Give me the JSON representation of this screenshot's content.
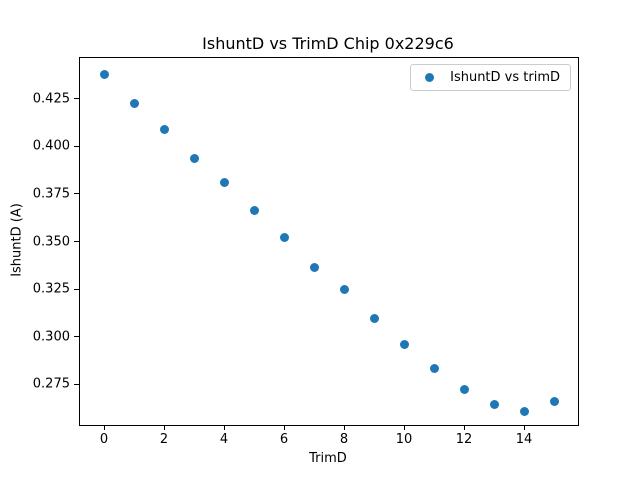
{
  "chart_data": {
    "type": "scatter",
    "title": "IshuntD vs TrimD Chip 0x229c6",
    "xlabel": "TrimD",
    "ylabel": "IshuntD (A)",
    "series": [
      {
        "name": "IshuntD vs trimD",
        "x": [
          0,
          1,
          2,
          3,
          4,
          5,
          6,
          7,
          8,
          9,
          10,
          11,
          12,
          13,
          14,
          15
        ],
        "y": [
          0.4378,
          0.4225,
          0.4091,
          0.3937,
          0.3811,
          0.3662,
          0.3519,
          0.3361,
          0.3246,
          0.3093,
          0.2957,
          0.2831,
          0.2722,
          0.2643,
          0.2608,
          0.2661
        ]
      }
    ],
    "legend": {
      "label": "IshuntD vs trimD",
      "position": "upper right"
    },
    "marker_color": "#1f77b4",
    "xlim": [
      -0.8,
      15.8
    ],
    "ylim": [
      0.2536,
      0.4464
    ],
    "xticks": [
      0,
      2,
      4,
      6,
      8,
      10,
      12,
      14
    ],
    "yticks": [
      0.275,
      0.3,
      0.325,
      0.35,
      0.375,
      0.4,
      0.425
    ],
    "ytick_decimals": 3,
    "grid": false
  }
}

#### What is expected
From the data above, pick out each line containing "IshuntD" and copy it.

#### Response to this exercise
    "title": "IshuntD vs TrimD Chip 0x229c6",
    "ylabel": "IshuntD (A)",
        "name": "IshuntD vs trimD",
      "label": "IshuntD vs trimD",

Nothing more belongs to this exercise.